Task:
Copy each line of the data below with the word "triangle".

Given information:
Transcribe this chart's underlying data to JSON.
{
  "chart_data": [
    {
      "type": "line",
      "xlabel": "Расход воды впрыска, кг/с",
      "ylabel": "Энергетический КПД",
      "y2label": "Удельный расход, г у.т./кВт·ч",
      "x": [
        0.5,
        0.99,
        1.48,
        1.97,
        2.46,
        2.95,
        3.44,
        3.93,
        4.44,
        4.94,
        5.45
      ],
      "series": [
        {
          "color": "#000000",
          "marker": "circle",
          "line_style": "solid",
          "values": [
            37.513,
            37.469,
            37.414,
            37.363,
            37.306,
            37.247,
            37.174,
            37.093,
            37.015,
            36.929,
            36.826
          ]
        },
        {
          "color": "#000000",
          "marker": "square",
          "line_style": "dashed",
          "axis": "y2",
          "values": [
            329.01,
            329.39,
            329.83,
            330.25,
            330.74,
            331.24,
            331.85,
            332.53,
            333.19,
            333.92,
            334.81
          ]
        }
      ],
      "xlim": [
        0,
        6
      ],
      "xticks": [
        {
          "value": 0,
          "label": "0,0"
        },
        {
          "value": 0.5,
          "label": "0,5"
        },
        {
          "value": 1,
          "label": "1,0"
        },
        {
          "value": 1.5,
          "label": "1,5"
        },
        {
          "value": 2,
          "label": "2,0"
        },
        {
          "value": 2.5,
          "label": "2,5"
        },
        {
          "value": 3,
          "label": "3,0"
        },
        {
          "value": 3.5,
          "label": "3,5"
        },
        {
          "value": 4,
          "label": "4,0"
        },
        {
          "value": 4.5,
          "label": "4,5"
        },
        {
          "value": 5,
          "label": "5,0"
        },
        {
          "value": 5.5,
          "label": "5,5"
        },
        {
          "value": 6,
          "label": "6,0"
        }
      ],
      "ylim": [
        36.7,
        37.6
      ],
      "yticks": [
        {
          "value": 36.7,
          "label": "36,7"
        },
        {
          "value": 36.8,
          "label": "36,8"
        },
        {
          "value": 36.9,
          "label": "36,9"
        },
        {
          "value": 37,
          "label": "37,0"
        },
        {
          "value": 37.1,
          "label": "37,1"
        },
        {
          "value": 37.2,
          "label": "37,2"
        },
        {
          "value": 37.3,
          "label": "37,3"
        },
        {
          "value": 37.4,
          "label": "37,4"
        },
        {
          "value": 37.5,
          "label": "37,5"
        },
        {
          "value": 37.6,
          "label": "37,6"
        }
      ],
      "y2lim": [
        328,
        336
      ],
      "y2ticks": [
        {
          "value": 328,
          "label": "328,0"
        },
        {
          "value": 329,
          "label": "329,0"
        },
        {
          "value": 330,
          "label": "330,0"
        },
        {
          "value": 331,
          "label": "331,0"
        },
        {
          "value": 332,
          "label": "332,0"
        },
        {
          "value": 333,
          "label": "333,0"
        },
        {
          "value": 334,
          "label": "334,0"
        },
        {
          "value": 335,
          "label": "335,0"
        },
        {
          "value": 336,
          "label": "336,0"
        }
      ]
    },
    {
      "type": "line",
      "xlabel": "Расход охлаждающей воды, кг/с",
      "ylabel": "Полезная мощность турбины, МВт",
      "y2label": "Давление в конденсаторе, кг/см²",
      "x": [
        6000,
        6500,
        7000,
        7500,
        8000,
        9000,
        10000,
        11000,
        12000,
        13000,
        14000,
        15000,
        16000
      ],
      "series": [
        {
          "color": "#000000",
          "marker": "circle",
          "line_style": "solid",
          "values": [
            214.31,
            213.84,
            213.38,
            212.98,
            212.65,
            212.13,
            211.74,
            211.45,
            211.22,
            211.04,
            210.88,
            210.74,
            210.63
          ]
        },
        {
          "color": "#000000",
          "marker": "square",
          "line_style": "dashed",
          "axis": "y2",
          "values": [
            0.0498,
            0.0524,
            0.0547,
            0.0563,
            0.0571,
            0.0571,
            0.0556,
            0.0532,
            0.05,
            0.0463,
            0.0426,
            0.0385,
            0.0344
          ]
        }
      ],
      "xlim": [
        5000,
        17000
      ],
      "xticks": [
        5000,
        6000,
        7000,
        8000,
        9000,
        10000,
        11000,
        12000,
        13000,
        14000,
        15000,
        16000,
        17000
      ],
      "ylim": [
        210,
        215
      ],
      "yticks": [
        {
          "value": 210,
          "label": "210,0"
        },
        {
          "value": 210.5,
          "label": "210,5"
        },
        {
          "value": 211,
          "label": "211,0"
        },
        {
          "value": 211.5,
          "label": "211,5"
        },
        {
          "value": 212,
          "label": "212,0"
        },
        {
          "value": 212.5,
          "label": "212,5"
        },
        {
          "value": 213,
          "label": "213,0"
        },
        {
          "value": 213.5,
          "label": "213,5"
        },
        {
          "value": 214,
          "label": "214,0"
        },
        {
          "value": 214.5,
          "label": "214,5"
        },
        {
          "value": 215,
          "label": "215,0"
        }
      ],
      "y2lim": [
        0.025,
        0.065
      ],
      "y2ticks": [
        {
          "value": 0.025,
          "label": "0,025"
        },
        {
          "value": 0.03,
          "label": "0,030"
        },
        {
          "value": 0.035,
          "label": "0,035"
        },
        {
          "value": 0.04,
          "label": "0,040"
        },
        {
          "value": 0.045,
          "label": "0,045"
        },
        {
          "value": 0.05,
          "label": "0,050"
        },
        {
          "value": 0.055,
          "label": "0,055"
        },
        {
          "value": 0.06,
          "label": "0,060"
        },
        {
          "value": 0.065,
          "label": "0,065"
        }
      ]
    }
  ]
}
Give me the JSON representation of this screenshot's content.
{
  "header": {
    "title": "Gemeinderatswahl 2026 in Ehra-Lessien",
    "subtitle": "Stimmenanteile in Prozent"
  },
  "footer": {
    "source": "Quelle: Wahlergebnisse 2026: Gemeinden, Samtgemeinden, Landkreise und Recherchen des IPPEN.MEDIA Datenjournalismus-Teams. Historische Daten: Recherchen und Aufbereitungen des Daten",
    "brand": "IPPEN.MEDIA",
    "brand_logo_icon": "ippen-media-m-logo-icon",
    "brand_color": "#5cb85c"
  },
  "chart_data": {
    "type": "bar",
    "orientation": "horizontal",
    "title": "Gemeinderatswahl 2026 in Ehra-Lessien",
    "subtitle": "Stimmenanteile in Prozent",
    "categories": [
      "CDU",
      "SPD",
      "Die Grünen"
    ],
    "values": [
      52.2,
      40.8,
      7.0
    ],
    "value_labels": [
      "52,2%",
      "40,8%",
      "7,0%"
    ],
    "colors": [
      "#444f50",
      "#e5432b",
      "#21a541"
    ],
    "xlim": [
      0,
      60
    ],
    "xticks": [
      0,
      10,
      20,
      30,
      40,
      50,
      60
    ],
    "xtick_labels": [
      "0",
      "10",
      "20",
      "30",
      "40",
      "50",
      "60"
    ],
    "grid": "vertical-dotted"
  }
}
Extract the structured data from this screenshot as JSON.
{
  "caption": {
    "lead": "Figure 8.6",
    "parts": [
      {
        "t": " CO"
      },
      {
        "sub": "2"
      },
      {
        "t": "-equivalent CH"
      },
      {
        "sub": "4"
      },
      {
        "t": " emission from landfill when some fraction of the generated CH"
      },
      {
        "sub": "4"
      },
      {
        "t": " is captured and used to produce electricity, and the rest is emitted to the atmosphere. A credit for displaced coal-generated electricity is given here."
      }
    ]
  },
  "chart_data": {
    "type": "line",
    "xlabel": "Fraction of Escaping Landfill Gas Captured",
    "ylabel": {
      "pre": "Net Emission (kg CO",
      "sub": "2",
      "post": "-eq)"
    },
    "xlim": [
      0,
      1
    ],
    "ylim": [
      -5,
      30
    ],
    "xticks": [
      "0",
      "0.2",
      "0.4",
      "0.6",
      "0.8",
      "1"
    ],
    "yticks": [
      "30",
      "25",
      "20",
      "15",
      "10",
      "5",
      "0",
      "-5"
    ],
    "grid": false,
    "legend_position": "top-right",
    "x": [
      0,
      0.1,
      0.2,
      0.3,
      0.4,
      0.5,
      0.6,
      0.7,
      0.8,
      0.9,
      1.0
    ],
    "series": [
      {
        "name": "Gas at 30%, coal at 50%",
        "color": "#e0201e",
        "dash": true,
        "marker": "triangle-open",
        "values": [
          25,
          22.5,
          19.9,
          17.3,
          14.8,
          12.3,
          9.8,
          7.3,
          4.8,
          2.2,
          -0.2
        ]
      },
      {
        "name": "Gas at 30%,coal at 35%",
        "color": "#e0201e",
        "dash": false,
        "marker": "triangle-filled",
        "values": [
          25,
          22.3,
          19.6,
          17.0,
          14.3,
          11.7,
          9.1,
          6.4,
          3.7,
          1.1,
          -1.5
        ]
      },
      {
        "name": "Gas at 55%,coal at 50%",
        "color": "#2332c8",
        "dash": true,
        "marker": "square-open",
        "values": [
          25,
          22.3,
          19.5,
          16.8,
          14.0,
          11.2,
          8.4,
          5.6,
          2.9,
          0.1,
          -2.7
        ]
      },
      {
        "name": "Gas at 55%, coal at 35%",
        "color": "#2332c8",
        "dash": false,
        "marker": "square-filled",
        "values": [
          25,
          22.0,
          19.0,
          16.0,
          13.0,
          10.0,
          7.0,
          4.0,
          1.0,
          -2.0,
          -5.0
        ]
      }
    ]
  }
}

Problem solution:
        "marker": "triangle-open",
        "marker": "triangle-filled",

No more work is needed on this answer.